§ Set problem:
Take the data that follows and retype it word for word.

§ Listed records:

>> begin

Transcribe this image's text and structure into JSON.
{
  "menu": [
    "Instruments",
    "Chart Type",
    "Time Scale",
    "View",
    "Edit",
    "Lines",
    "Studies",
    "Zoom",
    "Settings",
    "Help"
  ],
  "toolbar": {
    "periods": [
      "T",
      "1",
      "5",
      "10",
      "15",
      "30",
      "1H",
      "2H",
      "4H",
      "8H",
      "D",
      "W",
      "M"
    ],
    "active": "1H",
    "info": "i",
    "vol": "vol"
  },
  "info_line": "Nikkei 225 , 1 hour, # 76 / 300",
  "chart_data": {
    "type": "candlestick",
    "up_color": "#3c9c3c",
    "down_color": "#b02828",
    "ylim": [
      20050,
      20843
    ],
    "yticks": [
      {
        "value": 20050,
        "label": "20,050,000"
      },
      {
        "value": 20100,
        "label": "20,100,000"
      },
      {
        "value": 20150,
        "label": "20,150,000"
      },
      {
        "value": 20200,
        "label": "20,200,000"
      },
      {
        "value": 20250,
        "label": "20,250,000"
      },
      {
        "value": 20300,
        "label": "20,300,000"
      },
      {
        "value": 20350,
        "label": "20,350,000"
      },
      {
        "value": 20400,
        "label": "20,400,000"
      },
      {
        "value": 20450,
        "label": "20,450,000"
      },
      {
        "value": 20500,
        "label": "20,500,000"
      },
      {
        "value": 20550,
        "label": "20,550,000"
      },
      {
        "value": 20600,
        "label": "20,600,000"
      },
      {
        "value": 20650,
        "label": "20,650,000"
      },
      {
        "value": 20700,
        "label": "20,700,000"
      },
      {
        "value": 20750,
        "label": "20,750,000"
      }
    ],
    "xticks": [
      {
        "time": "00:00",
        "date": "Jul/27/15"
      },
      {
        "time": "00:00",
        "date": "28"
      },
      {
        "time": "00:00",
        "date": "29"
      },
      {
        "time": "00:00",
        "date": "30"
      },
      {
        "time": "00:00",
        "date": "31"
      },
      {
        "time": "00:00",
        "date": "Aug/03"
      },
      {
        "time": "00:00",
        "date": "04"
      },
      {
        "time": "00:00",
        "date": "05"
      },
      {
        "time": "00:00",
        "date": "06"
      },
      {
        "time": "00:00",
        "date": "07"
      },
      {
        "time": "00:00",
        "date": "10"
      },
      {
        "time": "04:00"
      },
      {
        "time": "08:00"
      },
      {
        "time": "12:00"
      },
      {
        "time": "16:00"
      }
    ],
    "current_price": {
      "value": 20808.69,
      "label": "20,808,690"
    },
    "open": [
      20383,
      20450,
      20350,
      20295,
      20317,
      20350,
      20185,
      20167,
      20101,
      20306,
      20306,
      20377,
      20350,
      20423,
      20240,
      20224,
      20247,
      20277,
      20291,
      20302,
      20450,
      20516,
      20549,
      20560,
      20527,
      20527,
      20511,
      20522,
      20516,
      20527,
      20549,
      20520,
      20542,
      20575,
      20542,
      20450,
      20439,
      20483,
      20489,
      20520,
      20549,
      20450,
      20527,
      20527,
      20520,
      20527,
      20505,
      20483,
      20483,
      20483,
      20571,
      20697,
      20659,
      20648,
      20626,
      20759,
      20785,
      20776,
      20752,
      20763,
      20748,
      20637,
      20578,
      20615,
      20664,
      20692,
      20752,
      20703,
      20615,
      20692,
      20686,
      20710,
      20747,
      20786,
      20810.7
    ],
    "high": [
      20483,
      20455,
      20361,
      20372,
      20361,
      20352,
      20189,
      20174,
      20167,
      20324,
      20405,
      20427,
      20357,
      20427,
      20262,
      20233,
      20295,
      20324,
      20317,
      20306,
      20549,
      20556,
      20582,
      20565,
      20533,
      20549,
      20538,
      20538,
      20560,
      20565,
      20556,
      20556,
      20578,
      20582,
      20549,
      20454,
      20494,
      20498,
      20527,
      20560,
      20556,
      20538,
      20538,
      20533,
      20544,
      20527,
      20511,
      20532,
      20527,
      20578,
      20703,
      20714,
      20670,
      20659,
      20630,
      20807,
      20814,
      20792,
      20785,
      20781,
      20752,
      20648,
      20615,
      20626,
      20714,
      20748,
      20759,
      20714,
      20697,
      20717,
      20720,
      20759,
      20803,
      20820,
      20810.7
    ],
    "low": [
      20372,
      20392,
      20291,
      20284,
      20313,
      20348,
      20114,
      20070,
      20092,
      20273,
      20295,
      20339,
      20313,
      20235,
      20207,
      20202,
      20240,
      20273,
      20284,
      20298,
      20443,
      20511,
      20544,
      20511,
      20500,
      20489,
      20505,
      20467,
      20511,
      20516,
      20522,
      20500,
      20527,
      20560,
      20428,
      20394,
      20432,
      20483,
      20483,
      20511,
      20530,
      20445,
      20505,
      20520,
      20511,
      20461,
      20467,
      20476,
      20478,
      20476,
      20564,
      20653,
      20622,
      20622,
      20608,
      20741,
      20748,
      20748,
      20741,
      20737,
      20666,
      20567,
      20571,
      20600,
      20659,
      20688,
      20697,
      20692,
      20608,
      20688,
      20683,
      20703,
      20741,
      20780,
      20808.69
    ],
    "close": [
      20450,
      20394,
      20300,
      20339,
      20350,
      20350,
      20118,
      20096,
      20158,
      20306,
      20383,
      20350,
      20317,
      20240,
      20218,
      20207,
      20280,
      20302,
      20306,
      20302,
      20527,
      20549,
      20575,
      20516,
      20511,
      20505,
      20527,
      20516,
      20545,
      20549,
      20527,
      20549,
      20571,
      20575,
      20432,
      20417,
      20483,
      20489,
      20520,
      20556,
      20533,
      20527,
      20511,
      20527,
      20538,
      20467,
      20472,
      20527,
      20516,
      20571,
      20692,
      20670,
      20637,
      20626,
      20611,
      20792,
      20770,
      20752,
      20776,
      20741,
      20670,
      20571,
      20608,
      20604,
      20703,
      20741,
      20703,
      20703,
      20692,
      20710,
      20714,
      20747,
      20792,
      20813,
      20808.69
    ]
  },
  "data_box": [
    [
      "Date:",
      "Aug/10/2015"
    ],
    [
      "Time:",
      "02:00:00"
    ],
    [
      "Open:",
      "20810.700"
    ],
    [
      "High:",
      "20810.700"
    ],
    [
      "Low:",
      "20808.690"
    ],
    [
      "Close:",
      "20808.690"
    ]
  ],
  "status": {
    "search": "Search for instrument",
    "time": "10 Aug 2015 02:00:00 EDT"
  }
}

>> end

§ Response:
Transcribe this image's text and structure into JSON.
{
  "menu": [
    "Instruments",
    "Chart Type",
    "Time Scale",
    "View",
    "Edit",
    "Lines",
    "Studies",
    "Zoom",
    "Settings",
    "Help"
  ],
  "toolbar": {
    "periods": [
      "T",
      "1",
      "5",
      "10",
      "15",
      "30",
      "1H",
      "2H",
      "4H",
      "8H",
      "D",
      "W",
      "M"
    ],
    "active": "1H",
    "info": "i",
    "vol": "vol"
  },
  "info_line": "Nikkei 225 , 1 hour, # 76 / 300",
  "chart_data": {
    "type": "candlestick",
    "up_color": "#3c9c3c",
    "down_color": "#b02828",
    "ylim": [
      20050,
      20843
    ],
    "yticks": [
      {
        "value": 20050,
        "label": "20,050,000"
      },
      {
        "value": 20100,
        "label": "20,100,000"
      },
      {
        "value": 20150,
        "label": "20,150,000"
      },
      {
        "value": 20200,
        "label": "20,200,000"
      },
      {
        "value": 20250,
        "label": "20,250,000"
      },
      {
        "value": 20300,
        "label": "20,300,000"
      },
      {
        "value": 20350,
        "label": "20,350,000"
      },
      {
        "value": 20400,
        "label": "20,400,000"
      },
      {
        "value": 20450,
        "label": "20,450,000"
      },
      {
        "value": 20500,
        "label": "20,500,000"
      },
      {
        "value": 20550,
        "label": "20,550,000"
      },
      {
        "value": 20600,
        "label": "20,600,000"
      },
      {
        "value": 20650,
        "label": "20,650,000"
      },
      {
        "value": 20700,
        "label": "20,700,000"
      },
      {
        "value": 20750,
        "label": "20,750,000"
      }
    ],
    "xticks": [
      {
        "time": "00:00",
        "date": "Jul/27/15"
      },
      {
        "time": "00:00",
        "date": "28"
      },
      {
        "time": "00:00",
        "date": "29"
      },
      {
        "time": "00:00",
        "date": "30"
      },
      {
        "time": "00:00",
        "date": "31"
      },
      {
        "time": "00:00",
        "date": "Aug/03"
      },
      {
        "time": "00:00",
        "date": "04"
      },
      {
        "time": "00:00",
        "date": "05"
      },
      {
        "time": "00:00",
        "date": "06"
      },
      {
        "time": "00:00",
        "date": "07"
      },
      {
        "time": "00:00",
        "date": "10"
      },
      {
        "time": "04:00"
      },
      {
        "time": "08:00"
      },
      {
        "time": "12:00"
      },
      {
        "time": "16:00"
      }
    ],
    "current_price": {
      "value": 20808.69,
      "label": "20,808,690"
    },
    "open": [
      20383,
      20450,
      20350,
      20295,
      20317,
      20350,
      20185,
      20167,
      20101,
      20306,
      20306,
      20377,
      20350,
      20423,
      20240,
      20224,
      20247,
      20277,
      20291,
      20302,
      20450,
      20516,
      20549,
      20560,
      20527,
      20527,
      20511,
      20522,
      20516,
      20527,
      20549,
      20520,
      20542,
      20575,
      20542,
      20450,
      20439,
      20483,
      20489,
      20520,
      20549,
      20450,
      20527,
      20527,
      20520,
      20527,
      20505,
      20483,
      20483,
      20483,
      20571,
      20697,
      20659,
      20648,
      20626,
      20759,
      20785,
      20776,
      20752,
      20763,
      20748,
      20637,
      20578,
      20615,
      20664,
      20692,
      20752,
      20703,
      20615,
      20692,
      20686,
      20710,
      20747,
      20786,
      20810.7
    ],
    "high": [
      20483,
      20455,
      20361,
      20372,
      20361,
      20352,
      20189,
      20174,
      20167,
      20324,
      20405,
      20427,
      20357,
      20427,
      20262,
      20233,
      20295,
      20324,
      20317,
      20306,
      20549,
      20556,
      20582,
      20565,
      20533,
      20549,
      20538,
      20538,
      20560,
      20565,
      20556,
      20556,
      20578,
      20582,
      20549,
      20454,
      20494,
      20498,
      20527,
      20560,
      20556,
      20538,
      20538,
      20533,
      20544,
      20527,
      20511,
      20532,
      20527,
      20578,
      20703,
      20714,
      20670,
      20659,
      20630,
      20807,
      20814,
      20792,
      20785,
      20781,
      20752,
      20648,
      20615,
      20626,
      20714,
      20748,
      20759,
      20714,
      20697,
      20717,
      20720,
      20759,
      20803,
      20820,
      20810.7
    ],
    "low": [
      20372,
      20392,
      20291,
      20284,
      20313,
      20348,
      20114,
      20070,
      20092,
      20273,
      20295,
      20339,
      20313,
      20235,
      20207,
      20202,
      20240,
      20273,
      20284,
      20298,
      20443,
      20511,
      20544,
      20511,
      20500,
      20489,
      20505,
      20467,
      20511,
      20516,
      20522,
      20500,
      20527,
      20560,
      20428,
      20394,
      20432,
      20483,
      20483,
      20511,
      20530,
      20445,
      20505,
      20520,
      20511,
      20461,
      20467,
      20476,
      20478,
      20476,
      20564,
      20653,
      20622,
      20622,
      20608,
      20741,
      20748,
      20748,
      20741,
      20737,
      20666,
      20567,
      20571,
      20600,
      20659,
      20688,
      20697,
      20692,
      20608,
      20688,
      20683,
      20703,
      20741,
      20780,
      20808.69
    ],
    "close": [
      20450,
      20394,
      20300,
      20339,
      20350,
      20350,
      20118,
      20096,
      20158,
      20306,
      20383,
      20350,
      20317,
      20240,
      20218,
      20207,
      20280,
      20302,
      20306,
      20302,
      20527,
      20549,
      20575,
      20516,
      20511,
      20505,
      20527,
      20516,
      20545,
      20549,
      20527,
      20549,
      20571,
      20575,
      20432,
      20417,
      20483,
      20489,
      20520,
      20556,
      20533,
      20527,
      20511,
      20527,
      20538,
      20467,
      20472,
      20527,
      20516,
      20571,
      20692,
      20670,
      20637,
      20626,
      20611,
      20792,
      20770,
      20752,
      20776,
      20741,
      20670,
      20571,
      20608,
      20604,
      20703,
      20741,
      20703,
      20703,
      20692,
      20710,
      20714,
      20747,
      20792,
      20813,
      20808.69
    ]
  },
  "data_box": [
    [
      "Date:",
      "Aug/10/2015"
    ],
    [
      "Time:",
      "02:00:00"
    ],
    [
      "Open:",
      "20810.700"
    ],
    [
      "High:",
      "20810.700"
    ],
    [
      "Low:",
      "20808.690"
    ],
    [
      "Close:",
      "20808.690"
    ]
  ],
  "status": {
    "search": "Search for instrument",
    "time": "10 Aug 2015 02:00:00 EDT"
  }
}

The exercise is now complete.